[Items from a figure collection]
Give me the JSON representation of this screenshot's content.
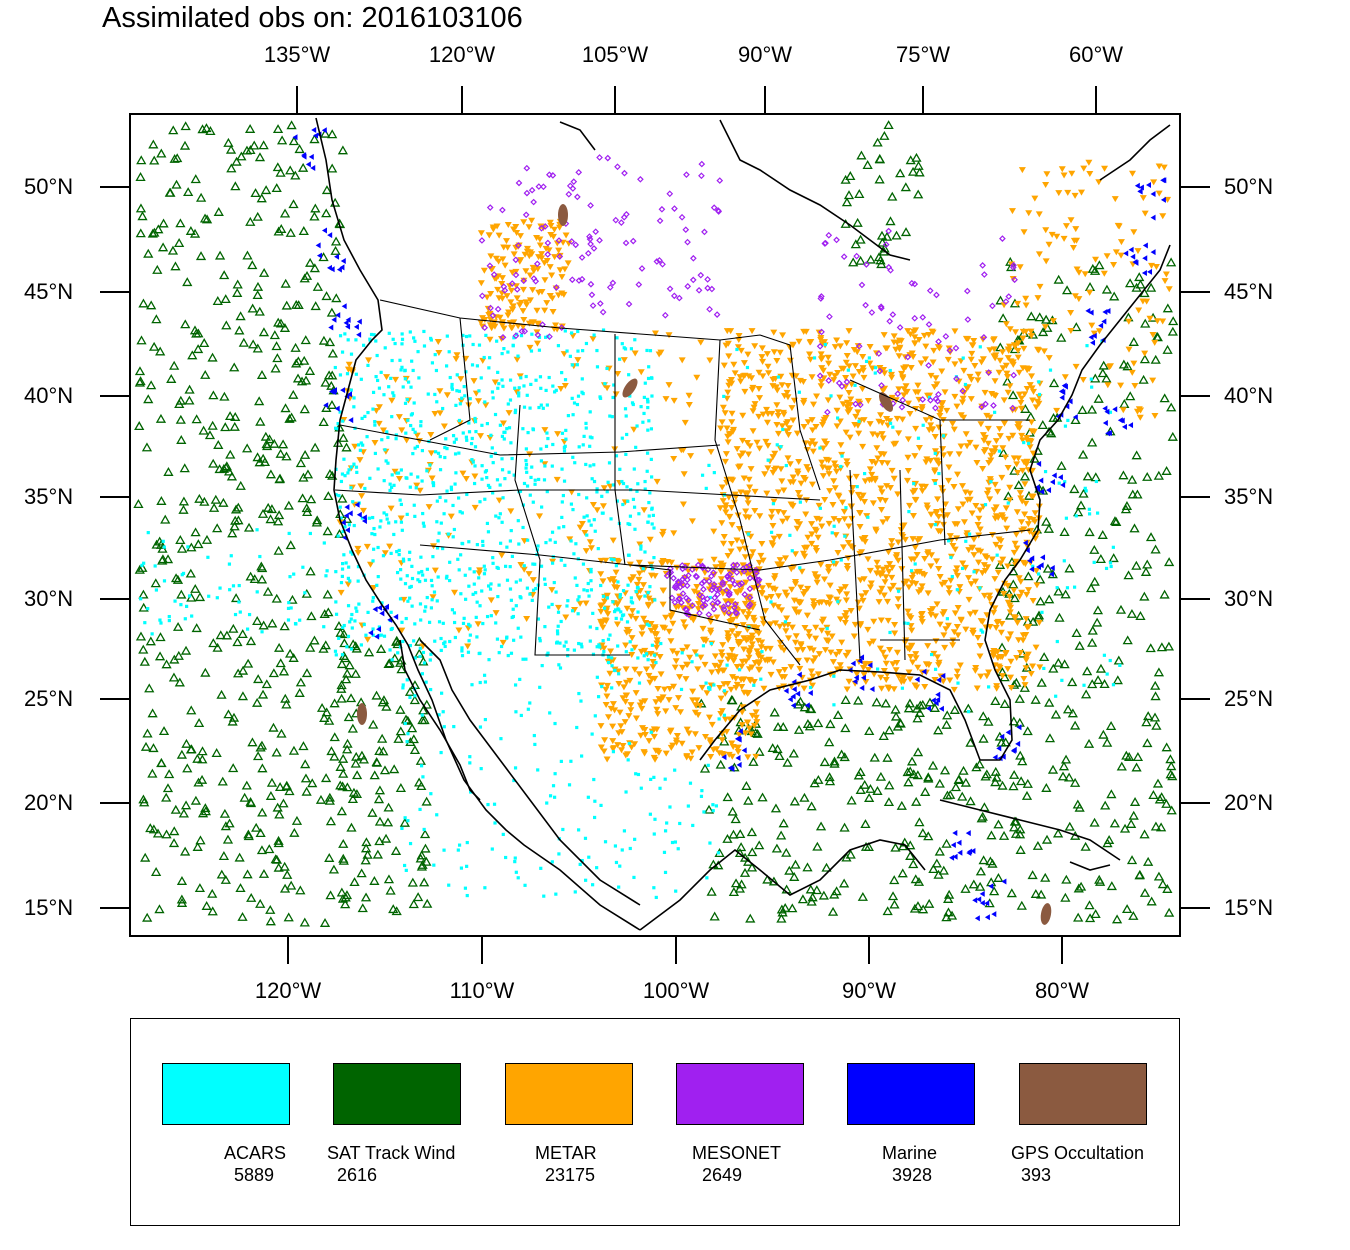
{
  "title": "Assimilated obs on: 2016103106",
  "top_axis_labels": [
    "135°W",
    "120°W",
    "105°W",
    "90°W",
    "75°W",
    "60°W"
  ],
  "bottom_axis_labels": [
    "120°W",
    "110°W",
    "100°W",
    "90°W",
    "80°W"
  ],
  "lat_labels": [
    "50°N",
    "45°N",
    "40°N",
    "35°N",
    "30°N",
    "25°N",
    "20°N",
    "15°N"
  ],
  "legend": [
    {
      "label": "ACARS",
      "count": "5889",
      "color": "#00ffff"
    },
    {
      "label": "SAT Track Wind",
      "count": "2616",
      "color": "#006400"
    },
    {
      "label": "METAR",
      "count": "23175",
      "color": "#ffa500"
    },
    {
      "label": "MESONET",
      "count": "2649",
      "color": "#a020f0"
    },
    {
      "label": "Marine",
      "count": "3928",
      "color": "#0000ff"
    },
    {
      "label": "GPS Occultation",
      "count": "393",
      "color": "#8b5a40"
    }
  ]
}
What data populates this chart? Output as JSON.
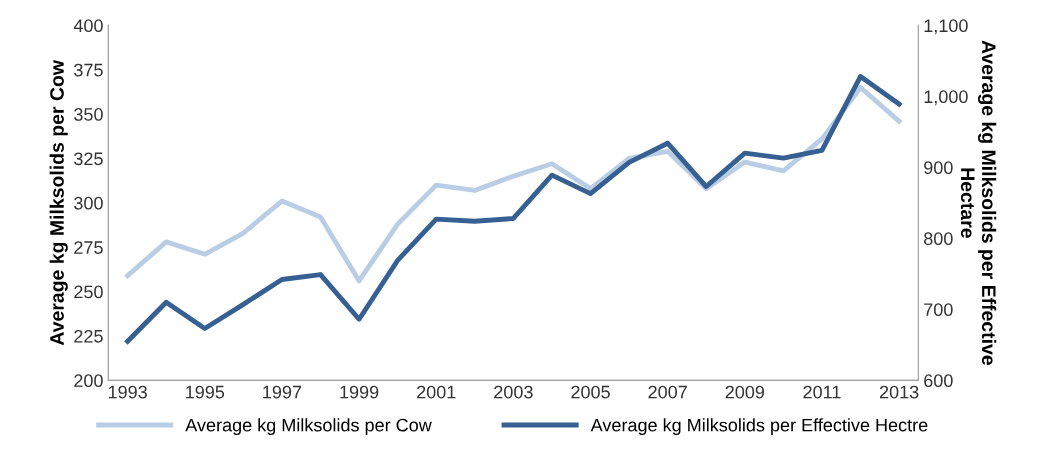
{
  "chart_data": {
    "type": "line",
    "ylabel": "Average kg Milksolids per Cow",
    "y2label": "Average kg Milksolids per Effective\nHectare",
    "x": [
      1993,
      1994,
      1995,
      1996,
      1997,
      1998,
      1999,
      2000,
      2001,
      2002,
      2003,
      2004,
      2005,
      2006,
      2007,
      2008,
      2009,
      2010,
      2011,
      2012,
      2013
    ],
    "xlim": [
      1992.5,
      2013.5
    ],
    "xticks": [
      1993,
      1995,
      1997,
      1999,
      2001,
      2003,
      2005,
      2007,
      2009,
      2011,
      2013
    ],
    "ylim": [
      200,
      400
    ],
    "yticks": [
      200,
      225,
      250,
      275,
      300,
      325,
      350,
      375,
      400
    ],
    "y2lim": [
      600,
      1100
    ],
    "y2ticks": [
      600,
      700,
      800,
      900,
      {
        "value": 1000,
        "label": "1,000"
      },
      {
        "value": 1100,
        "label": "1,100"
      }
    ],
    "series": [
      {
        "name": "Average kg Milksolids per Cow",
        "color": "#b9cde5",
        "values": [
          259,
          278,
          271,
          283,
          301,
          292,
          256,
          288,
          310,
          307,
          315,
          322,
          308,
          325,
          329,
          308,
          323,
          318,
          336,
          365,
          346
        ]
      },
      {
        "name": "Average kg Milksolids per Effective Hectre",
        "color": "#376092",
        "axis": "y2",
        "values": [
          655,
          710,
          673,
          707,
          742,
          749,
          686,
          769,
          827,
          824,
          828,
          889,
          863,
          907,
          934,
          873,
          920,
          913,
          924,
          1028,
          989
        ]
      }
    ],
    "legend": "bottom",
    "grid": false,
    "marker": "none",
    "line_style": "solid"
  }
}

...

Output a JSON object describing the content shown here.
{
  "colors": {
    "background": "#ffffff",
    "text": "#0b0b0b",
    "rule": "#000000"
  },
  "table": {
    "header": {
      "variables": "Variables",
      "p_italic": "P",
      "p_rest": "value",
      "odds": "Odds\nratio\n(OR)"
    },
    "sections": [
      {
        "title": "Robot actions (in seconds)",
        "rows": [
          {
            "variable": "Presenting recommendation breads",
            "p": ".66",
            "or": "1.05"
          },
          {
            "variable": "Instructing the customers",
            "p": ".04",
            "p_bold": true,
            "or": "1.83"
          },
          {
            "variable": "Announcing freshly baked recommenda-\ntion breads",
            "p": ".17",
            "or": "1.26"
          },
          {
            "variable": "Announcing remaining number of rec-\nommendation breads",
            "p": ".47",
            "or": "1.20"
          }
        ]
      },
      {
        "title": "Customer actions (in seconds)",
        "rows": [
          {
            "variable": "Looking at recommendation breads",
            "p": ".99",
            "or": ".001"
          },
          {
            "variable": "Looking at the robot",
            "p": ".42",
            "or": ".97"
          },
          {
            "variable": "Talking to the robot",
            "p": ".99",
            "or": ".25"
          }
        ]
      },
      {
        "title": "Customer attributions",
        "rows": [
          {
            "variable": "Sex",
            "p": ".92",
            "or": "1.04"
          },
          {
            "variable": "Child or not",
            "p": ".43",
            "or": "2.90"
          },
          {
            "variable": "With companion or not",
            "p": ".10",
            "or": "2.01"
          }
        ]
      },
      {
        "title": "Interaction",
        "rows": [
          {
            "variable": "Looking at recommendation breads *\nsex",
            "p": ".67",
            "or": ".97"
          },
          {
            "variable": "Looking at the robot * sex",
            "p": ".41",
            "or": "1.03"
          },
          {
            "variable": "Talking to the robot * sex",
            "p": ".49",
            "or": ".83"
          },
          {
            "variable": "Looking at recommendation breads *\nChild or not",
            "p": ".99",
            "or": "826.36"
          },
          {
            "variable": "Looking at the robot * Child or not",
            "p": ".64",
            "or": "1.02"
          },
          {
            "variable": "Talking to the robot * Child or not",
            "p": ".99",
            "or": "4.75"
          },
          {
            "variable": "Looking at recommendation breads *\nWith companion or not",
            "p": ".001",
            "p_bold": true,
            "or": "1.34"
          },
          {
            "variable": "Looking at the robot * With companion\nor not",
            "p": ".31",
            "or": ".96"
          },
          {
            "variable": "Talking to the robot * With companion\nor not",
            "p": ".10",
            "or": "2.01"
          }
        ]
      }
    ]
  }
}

Problem description
From the material above, copy each line that includes the word "Milksolids".

Expected answer
    "ylabel": "Average kg Milksolids per Cow",
    "y2label": "Average kg Milksolids per Effective\nHectare",
        "name": "Average kg Milksolids per Cow",
        "name": "Average kg Milksolids per Effective Hectre",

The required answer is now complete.